BEGIN The input

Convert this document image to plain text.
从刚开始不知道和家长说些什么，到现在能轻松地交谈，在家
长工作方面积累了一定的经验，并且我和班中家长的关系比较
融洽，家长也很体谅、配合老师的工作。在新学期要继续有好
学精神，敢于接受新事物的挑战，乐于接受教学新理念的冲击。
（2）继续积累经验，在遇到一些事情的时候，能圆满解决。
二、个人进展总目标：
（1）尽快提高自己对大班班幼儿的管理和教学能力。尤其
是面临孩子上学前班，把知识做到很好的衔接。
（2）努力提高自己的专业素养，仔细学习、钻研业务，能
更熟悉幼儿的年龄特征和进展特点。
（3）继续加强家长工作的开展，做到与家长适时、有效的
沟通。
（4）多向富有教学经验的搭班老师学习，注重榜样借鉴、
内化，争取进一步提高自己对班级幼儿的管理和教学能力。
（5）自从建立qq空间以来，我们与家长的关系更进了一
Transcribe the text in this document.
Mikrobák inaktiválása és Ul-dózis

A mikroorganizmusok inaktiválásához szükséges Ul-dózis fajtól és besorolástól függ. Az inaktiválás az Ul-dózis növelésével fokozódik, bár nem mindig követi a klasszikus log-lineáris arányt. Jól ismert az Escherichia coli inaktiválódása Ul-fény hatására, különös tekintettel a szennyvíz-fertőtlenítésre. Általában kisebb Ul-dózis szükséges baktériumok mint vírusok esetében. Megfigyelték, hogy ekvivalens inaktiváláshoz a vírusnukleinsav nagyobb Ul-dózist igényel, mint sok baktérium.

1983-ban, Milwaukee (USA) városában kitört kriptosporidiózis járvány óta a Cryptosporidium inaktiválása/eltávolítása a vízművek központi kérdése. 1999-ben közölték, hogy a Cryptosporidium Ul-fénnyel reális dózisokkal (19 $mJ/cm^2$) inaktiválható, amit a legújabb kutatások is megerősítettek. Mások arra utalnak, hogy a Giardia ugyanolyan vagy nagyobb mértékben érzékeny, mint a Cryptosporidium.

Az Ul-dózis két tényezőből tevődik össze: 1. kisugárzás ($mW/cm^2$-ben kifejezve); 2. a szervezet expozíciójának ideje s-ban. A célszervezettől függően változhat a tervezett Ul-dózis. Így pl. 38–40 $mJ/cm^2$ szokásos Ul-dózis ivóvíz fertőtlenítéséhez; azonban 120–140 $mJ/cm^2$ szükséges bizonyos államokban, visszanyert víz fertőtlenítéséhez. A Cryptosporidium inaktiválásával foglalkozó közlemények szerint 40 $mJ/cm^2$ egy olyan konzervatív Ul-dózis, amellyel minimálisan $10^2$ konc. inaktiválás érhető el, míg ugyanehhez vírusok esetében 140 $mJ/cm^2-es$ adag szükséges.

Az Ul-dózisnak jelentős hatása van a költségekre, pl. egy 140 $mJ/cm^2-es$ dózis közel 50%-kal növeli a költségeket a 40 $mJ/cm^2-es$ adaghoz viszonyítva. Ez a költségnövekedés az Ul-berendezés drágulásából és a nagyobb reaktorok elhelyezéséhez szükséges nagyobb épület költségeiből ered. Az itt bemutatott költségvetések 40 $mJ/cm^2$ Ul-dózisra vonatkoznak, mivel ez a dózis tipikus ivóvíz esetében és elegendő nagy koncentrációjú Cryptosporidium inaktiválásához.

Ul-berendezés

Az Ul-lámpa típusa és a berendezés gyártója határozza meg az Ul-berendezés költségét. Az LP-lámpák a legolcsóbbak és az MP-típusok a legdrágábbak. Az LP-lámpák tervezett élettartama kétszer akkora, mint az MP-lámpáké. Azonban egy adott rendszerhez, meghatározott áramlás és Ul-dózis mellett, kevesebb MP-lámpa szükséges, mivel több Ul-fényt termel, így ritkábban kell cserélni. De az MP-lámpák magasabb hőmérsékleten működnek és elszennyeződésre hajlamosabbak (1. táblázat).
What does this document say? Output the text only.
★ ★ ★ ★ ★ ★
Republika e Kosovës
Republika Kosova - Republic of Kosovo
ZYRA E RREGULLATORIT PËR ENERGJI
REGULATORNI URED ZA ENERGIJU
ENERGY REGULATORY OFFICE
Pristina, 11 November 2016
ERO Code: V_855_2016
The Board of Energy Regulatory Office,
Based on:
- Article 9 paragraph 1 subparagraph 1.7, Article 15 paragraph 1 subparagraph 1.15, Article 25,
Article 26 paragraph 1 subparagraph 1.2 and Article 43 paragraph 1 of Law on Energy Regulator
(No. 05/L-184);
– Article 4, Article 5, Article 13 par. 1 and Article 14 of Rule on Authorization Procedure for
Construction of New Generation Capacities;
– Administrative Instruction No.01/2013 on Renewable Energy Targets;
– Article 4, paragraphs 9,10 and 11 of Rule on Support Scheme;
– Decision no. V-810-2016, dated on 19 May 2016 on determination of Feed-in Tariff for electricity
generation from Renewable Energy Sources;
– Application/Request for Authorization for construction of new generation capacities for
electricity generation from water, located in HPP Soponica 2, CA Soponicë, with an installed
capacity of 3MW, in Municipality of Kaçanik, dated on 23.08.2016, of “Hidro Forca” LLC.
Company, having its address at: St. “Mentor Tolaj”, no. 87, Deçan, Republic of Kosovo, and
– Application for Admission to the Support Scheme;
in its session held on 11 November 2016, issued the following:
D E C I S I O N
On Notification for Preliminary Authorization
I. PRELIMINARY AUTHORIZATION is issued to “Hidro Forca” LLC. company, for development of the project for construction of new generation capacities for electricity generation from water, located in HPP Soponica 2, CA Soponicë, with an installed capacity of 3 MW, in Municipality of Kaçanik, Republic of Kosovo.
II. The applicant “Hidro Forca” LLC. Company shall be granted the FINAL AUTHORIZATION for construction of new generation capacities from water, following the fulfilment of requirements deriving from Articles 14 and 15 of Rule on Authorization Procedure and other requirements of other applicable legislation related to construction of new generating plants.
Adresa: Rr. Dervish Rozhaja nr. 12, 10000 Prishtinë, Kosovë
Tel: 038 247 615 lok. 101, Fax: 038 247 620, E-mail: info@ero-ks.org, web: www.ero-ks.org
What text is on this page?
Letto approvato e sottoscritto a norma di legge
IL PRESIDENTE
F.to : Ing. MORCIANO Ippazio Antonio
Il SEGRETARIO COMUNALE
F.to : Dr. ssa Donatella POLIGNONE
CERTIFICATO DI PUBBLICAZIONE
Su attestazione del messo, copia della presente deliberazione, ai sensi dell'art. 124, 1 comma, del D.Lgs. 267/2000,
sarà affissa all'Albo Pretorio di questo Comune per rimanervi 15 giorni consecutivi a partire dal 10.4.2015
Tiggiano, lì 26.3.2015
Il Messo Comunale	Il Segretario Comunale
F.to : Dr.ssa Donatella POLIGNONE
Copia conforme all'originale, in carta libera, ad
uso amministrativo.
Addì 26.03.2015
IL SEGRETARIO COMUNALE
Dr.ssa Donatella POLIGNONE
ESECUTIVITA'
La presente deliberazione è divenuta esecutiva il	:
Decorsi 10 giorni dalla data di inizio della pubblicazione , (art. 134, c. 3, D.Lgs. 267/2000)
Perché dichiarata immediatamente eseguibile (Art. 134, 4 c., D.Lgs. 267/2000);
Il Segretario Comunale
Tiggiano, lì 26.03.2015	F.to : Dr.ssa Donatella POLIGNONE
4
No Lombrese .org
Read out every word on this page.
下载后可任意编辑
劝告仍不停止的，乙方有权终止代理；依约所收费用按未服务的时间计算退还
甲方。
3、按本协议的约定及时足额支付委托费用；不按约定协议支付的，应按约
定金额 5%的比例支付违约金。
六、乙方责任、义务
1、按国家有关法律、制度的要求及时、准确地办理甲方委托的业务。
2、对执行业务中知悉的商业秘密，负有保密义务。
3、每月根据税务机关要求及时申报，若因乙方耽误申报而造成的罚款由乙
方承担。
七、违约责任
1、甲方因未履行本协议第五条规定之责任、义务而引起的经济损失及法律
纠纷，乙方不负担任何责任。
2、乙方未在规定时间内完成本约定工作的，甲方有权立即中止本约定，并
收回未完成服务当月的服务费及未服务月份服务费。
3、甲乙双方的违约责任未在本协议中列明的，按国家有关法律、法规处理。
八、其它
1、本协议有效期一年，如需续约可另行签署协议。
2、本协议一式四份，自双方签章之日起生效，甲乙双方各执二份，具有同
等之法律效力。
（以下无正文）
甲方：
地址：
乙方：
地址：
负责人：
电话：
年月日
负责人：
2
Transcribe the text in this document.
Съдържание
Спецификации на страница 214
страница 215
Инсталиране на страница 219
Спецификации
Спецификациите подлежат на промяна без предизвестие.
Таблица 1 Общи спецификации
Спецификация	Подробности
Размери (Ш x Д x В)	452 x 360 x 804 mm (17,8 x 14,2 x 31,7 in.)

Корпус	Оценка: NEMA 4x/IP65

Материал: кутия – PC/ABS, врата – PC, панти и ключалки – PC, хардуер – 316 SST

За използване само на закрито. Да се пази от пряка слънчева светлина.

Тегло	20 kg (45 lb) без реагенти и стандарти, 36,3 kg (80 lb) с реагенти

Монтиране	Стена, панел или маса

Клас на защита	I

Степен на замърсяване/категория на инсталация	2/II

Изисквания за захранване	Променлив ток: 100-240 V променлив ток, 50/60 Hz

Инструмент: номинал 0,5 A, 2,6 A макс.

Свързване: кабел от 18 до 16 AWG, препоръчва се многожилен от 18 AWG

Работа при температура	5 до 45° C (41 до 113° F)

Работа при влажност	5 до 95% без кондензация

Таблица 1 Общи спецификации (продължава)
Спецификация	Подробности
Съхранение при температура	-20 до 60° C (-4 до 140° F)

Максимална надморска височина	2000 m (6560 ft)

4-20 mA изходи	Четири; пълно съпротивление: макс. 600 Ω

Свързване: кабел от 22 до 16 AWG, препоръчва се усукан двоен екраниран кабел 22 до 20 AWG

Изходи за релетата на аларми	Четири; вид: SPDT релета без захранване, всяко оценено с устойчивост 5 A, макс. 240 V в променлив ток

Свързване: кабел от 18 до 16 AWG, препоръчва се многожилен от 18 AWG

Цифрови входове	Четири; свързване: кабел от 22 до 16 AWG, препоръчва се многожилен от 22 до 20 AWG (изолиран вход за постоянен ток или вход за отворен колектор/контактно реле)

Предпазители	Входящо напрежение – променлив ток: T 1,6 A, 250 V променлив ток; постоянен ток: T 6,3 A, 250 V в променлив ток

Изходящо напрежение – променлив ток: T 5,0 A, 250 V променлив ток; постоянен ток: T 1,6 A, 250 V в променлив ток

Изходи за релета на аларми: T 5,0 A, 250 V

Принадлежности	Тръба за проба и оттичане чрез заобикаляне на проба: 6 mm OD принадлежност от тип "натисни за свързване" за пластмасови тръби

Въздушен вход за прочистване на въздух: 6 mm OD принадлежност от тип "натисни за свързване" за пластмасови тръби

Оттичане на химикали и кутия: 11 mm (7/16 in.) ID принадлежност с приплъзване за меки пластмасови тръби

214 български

END The input

Of the lines in the records, determine how many contain the word "page", and report that number alone.

2